## START Provided records
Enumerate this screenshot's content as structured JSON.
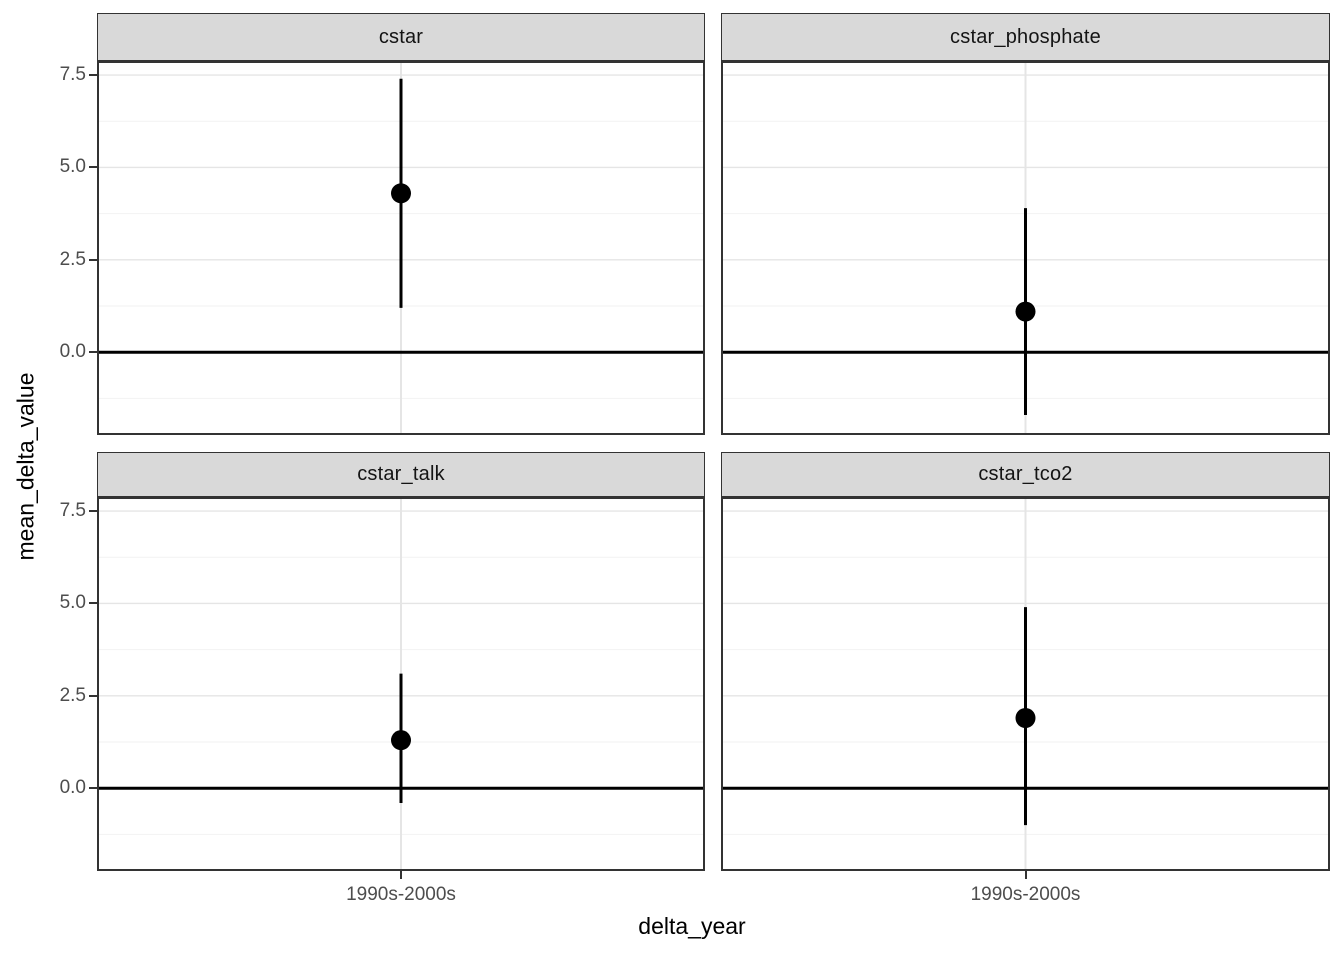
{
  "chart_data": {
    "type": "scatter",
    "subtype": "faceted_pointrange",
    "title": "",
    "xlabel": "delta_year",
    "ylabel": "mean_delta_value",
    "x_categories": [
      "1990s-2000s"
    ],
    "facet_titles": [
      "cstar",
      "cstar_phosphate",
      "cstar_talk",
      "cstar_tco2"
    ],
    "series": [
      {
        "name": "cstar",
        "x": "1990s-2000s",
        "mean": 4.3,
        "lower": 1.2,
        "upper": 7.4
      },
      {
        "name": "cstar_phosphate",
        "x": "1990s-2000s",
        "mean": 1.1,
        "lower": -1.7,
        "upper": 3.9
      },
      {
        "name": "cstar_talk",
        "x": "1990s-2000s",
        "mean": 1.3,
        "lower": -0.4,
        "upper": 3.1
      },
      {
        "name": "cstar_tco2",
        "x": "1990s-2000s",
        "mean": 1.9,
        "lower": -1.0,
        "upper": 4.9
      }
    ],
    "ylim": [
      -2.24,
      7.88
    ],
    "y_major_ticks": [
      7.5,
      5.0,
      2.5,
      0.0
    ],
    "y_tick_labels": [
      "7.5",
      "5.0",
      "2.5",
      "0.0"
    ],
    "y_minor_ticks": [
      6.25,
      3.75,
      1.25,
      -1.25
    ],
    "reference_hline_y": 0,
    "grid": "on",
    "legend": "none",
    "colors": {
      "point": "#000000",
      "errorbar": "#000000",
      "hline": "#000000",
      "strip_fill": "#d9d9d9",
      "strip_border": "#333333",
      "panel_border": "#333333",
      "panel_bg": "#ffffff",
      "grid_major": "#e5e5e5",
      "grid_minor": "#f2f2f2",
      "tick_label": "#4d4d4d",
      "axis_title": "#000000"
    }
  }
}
## END Provided records
Instructions to follow →
All the records above need to be given again word for word. Skip the pictures.

Reply to the exercise →
Enumerate this screenshot's content as structured JSON.
{
  "chart_data": {
    "type": "scatter",
    "subtype": "faceted_pointrange",
    "title": "",
    "xlabel": "delta_year",
    "ylabel": "mean_delta_value",
    "x_categories": [
      "1990s-2000s"
    ],
    "facet_titles": [
      "cstar",
      "cstar_phosphate",
      "cstar_talk",
      "cstar_tco2"
    ],
    "series": [
      {
        "name": "cstar",
        "x": "1990s-2000s",
        "mean": 4.3,
        "lower": 1.2,
        "upper": 7.4
      },
      {
        "name": "cstar_phosphate",
        "x": "1990s-2000s",
        "mean": 1.1,
        "lower": -1.7,
        "upper": 3.9
      },
      {
        "name": "cstar_talk",
        "x": "1990s-2000s",
        "mean": 1.3,
        "lower": -0.4,
        "upper": 3.1
      },
      {
        "name": "cstar_tco2",
        "x": "1990s-2000s",
        "mean": 1.9,
        "lower": -1.0,
        "upper": 4.9
      }
    ],
    "ylim": [
      -2.24,
      7.88
    ],
    "y_major_ticks": [
      7.5,
      5.0,
      2.5,
      0.0
    ],
    "y_tick_labels": [
      "7.5",
      "5.0",
      "2.5",
      "0.0"
    ],
    "y_minor_ticks": [
      6.25,
      3.75,
      1.25,
      -1.25
    ],
    "reference_hline_y": 0,
    "grid": "on",
    "legend": "none",
    "colors": {
      "point": "#000000",
      "errorbar": "#000000",
      "hline": "#000000",
      "strip_fill": "#d9d9d9",
      "strip_border": "#333333",
      "panel_border": "#333333",
      "panel_bg": "#ffffff",
      "grid_major": "#e5e5e5",
      "grid_minor": "#f2f2f2",
      "tick_label": "#4d4d4d",
      "axis_title": "#000000"
    }
  }
}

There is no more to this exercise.